DATA EXCERPTS
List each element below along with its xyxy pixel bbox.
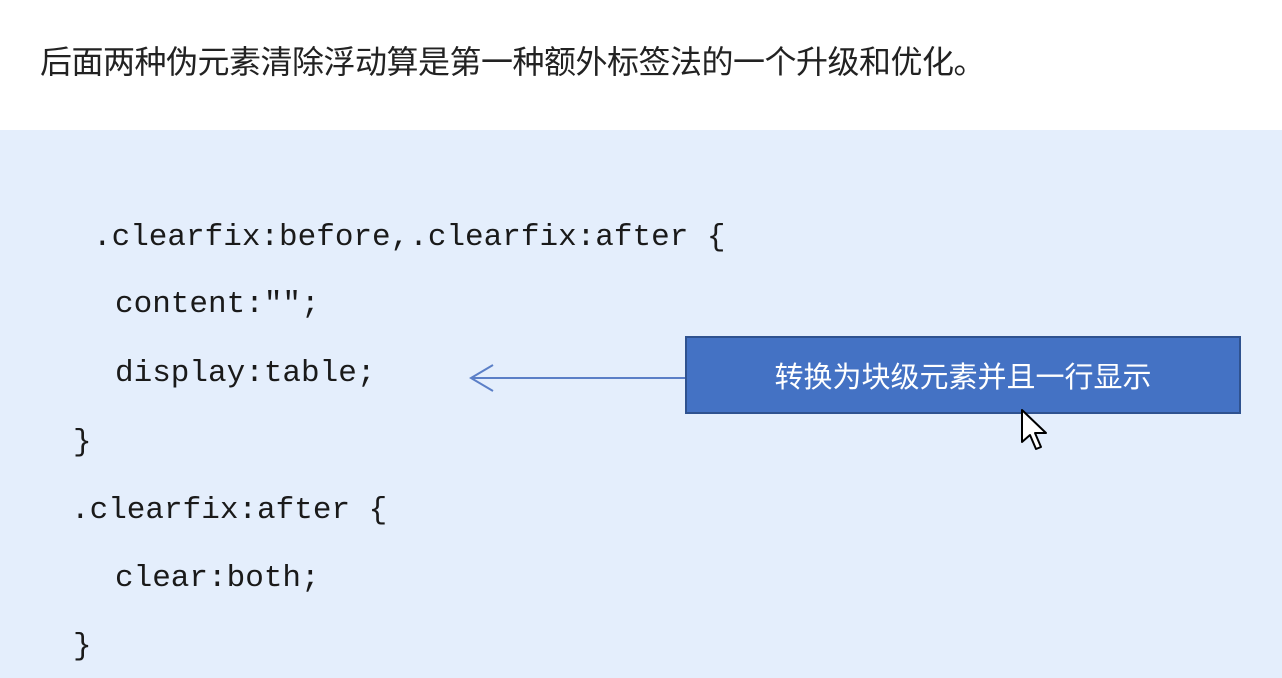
code-line-1: .clearfix:before,.clearfix:after { — [93, 220, 726, 255]
left-arrow-icon — [469, 364, 687, 392]
callout-box: 转换为块级元素并且一行显示 — [685, 336, 1241, 414]
code-line-3: display:table; — [115, 356, 376, 391]
callout-label: 转换为块级元素并且一行显示 — [774, 360, 1152, 394]
code-line-5: .clearfix:after { — [71, 493, 388, 528]
code-line-7: } — [73, 629, 92, 664]
code-line-6: clear:both; — [115, 561, 320, 596]
code-line-4: } — [73, 425, 92, 460]
intro-text: 后面两种伪元素清除浮动算是第一种额外标签法的一个升级和优化。 — [40, 43, 986, 81]
code-line-2: content:""; — [115, 287, 320, 322]
mouse-pointer-icon — [1021, 409, 1047, 450]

REQUIRED WORK
Extract each line of the material above that contains the string "callout", matching its case exactly.

CORRECT RESPONSE
callout-box: 转换为块级元素并且一行显示 — [685, 336, 1241, 414]
callout-label: 转换为块级元素并且一行显示 — [774, 360, 1152, 394]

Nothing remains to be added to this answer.